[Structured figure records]
★ ★ ★ ★ ★ ★ ★
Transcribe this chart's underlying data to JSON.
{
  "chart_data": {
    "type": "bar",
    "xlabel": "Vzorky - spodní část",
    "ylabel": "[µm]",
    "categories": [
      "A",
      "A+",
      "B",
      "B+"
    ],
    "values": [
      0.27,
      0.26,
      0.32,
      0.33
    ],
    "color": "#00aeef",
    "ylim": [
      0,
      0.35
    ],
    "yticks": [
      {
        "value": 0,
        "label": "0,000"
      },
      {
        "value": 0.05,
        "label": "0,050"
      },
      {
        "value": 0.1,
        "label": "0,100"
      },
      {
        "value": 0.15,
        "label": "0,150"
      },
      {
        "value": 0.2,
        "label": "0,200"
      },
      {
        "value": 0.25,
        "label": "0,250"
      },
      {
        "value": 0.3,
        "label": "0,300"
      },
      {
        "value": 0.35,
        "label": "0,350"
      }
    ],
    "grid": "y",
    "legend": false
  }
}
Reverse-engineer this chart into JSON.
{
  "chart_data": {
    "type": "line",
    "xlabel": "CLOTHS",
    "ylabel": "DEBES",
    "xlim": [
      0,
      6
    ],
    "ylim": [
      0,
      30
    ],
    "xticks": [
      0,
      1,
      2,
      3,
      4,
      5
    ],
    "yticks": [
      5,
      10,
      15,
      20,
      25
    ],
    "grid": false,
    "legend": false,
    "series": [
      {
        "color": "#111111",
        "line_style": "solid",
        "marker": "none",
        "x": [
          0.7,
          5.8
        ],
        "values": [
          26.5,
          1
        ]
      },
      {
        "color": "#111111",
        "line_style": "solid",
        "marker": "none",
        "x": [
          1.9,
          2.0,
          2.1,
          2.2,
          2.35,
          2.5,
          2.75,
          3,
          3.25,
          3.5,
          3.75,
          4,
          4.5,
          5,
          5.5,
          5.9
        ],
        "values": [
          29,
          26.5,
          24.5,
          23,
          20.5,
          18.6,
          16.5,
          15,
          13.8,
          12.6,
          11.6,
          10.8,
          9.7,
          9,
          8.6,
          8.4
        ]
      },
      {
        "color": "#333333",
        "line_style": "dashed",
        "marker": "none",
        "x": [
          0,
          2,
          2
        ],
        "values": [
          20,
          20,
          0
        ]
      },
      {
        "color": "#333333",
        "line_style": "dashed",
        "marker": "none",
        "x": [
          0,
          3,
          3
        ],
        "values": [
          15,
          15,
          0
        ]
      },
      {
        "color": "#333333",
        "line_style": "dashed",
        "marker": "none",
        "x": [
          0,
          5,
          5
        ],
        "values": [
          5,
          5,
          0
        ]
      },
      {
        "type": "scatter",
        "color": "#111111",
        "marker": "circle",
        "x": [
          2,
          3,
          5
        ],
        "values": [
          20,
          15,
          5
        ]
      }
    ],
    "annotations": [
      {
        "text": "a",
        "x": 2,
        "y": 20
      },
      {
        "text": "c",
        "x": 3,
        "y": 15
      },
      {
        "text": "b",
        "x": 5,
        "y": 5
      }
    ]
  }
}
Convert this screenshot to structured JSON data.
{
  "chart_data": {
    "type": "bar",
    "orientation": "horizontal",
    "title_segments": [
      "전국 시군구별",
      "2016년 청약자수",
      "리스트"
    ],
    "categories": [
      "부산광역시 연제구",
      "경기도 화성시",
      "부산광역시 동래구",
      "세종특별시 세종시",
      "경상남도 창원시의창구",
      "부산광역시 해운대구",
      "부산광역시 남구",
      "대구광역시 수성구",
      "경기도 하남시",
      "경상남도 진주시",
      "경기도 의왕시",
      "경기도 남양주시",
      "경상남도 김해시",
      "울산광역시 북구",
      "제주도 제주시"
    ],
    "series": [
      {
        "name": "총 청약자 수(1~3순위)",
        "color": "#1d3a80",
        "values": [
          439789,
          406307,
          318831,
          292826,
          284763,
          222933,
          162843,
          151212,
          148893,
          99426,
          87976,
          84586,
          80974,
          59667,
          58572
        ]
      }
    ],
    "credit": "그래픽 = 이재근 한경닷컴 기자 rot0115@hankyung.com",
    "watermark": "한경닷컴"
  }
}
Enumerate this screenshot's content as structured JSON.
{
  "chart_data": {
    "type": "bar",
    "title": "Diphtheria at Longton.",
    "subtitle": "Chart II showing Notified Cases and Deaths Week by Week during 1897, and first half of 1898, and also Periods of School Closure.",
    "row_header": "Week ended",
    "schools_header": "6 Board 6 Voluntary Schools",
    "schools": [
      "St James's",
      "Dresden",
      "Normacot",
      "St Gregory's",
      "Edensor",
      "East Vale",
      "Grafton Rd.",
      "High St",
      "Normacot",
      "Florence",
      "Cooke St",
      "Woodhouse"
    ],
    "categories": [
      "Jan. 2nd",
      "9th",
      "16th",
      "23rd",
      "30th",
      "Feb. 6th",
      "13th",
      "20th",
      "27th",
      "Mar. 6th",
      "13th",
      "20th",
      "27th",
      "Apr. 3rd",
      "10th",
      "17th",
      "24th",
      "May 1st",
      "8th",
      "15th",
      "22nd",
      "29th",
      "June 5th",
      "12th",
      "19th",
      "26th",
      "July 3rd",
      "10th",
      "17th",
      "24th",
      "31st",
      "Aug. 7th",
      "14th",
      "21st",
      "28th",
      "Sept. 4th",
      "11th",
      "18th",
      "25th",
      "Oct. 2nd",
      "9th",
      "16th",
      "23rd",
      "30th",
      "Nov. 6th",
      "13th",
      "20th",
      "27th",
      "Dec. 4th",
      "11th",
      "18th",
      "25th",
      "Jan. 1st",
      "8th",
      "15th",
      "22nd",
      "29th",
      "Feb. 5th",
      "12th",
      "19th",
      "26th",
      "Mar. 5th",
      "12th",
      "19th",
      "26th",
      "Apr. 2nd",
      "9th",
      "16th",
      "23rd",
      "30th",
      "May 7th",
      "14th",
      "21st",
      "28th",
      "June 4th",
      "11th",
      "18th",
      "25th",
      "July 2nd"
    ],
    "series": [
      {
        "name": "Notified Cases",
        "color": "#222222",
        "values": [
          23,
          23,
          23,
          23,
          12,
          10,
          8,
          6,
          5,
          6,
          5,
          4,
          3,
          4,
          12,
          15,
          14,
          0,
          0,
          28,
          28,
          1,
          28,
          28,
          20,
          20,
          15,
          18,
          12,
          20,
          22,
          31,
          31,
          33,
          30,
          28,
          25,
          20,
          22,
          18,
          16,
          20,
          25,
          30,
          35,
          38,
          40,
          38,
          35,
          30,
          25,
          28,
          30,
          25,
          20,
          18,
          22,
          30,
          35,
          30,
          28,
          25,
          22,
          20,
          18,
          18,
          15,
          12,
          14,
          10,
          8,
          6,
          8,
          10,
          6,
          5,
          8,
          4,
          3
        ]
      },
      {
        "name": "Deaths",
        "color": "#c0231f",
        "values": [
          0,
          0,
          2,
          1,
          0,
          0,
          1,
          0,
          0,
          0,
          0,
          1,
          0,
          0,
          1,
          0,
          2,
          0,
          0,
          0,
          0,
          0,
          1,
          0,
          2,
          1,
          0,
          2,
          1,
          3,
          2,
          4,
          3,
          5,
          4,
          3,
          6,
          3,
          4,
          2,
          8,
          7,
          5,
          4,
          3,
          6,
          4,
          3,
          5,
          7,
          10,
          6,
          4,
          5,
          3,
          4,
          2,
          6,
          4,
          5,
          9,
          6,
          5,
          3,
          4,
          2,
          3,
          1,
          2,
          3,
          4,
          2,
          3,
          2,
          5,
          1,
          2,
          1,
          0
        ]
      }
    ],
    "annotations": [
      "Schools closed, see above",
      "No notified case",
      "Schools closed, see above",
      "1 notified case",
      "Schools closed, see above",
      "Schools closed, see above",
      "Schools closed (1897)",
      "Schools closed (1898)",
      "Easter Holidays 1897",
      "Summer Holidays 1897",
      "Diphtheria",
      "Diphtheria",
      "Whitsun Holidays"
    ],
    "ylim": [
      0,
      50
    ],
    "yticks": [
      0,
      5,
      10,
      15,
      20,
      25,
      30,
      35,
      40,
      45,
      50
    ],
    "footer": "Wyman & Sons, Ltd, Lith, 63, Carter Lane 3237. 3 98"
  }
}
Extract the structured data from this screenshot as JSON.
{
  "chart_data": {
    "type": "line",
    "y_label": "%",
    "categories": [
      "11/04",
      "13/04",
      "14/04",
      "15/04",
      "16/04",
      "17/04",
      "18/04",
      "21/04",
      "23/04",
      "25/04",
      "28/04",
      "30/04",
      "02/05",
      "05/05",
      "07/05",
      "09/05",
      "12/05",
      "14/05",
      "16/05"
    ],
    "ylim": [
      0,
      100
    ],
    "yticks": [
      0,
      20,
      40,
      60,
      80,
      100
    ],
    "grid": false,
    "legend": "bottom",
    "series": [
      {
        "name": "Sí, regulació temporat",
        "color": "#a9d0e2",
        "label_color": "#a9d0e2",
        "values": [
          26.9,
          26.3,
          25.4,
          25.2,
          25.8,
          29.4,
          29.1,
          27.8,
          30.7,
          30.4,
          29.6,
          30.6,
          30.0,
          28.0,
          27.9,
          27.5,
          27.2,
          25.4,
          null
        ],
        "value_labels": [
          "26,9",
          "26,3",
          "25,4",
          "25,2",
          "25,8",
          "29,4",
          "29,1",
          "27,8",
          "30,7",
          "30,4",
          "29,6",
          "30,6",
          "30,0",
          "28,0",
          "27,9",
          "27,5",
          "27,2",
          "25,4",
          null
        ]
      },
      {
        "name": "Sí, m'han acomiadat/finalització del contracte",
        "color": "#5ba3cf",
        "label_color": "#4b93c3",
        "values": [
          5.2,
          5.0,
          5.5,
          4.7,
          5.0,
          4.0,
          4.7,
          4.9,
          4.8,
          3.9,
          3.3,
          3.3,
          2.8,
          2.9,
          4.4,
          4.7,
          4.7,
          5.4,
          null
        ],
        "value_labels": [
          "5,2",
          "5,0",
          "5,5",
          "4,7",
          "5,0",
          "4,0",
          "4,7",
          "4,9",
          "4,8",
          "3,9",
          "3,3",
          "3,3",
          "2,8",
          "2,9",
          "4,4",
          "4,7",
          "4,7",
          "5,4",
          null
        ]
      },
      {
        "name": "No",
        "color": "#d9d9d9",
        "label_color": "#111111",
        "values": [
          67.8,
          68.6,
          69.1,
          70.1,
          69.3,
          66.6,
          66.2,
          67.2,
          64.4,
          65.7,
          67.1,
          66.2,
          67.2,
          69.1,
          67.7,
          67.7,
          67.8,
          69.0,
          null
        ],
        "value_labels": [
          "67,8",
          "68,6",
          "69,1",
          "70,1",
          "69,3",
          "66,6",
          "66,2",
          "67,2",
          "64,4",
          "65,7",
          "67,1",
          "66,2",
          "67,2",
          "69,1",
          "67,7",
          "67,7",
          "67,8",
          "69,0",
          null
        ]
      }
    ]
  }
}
★ ★ ★ ★ ★ ★ ★
*Set exercise*.
Select the lines that carry the string "Holidays" and copy them.

*Exercise output*.
      "Easter Holidays 1897",
      "Summer Holidays 1897",
      "Whitsun Holidays"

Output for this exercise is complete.